*Listed records:*
####################
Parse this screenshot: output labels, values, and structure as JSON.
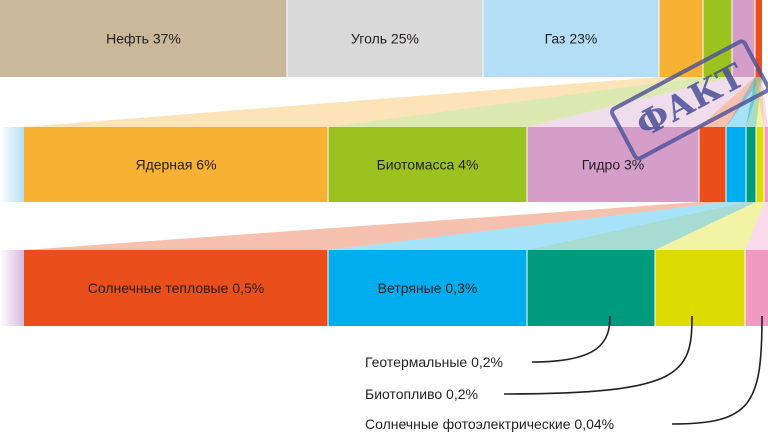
{
  "chart_data": {
    "type": "bar",
    "subtype": "stacked-horizontal-breakdown",
    "stamp": "ФАКТ",
    "rows": [
      {
        "name": "all",
        "segments": [
          {
            "label": "Нефть 37%",
            "value": 37,
            "color": "#c9b99a"
          },
          {
            "label": "Уголь 25%",
            "value": 25,
            "color": "#d9d9d9"
          },
          {
            "label": "Газ 23%",
            "value": 23,
            "color": "#b3def5"
          },
          {
            "label": "",
            "value": 6,
            "color": "#f7b133"
          },
          {
            "label": "",
            "value": 4,
            "color": "#9bc21f"
          },
          {
            "label": "",
            "value": 3,
            "color": "#d49ec9"
          },
          {
            "label": "",
            "value": 1.24,
            "color": "#e94e1b"
          }
        ]
      },
      {
        "name": "mid",
        "segments": [
          {
            "label": "Ядерная 6%",
            "value": 6,
            "color": "#f7b133"
          },
          {
            "label": "Биотомасса 4%",
            "value": 4,
            "color": "#9bc21f"
          },
          {
            "label": "Гидро 3%",
            "value": 3,
            "color": "#d49ec9"
          },
          {
            "label": "",
            "value": 0.5,
            "color": "#e94e1b"
          },
          {
            "label": "",
            "value": 0.3,
            "color": "#00aeef"
          },
          {
            "label": "",
            "value": 0.2,
            "color": "#009a7e"
          },
          {
            "label": "",
            "value": 0.2,
            "color": "#dcdc00"
          },
          {
            "label": "",
            "value": 0.04,
            "color": "#f39ac2"
          }
        ]
      },
      {
        "name": "small",
        "segments": [
          {
            "label": "Солнечные тепловые 0,5%",
            "value": 0.5,
            "color": "#e94e1b"
          },
          {
            "label": "Ветряные 0,3%",
            "value": 0.3,
            "color": "#00aeef"
          },
          {
            "label": "",
            "value": 0.2,
            "color": "#009a7e"
          },
          {
            "label": "",
            "value": 0.2,
            "color": "#dcdc00"
          },
          {
            "label": "",
            "value": 0.04,
            "color": "#f39ac2"
          }
        ]
      }
    ],
    "callouts": [
      "Геотермальные 0,2%",
      "Биотопливо 0,2%",
      "Солнечные фотоэлектрические 0,04%"
    ]
  }
}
####################
*Stated exercise:*
Show every line in the records above that contains the word "Солнечные".

*The completed task:*
            "label": "Солнечные тепловые 0,5%",
      "Солнечные фотоэлектрические 0,04%"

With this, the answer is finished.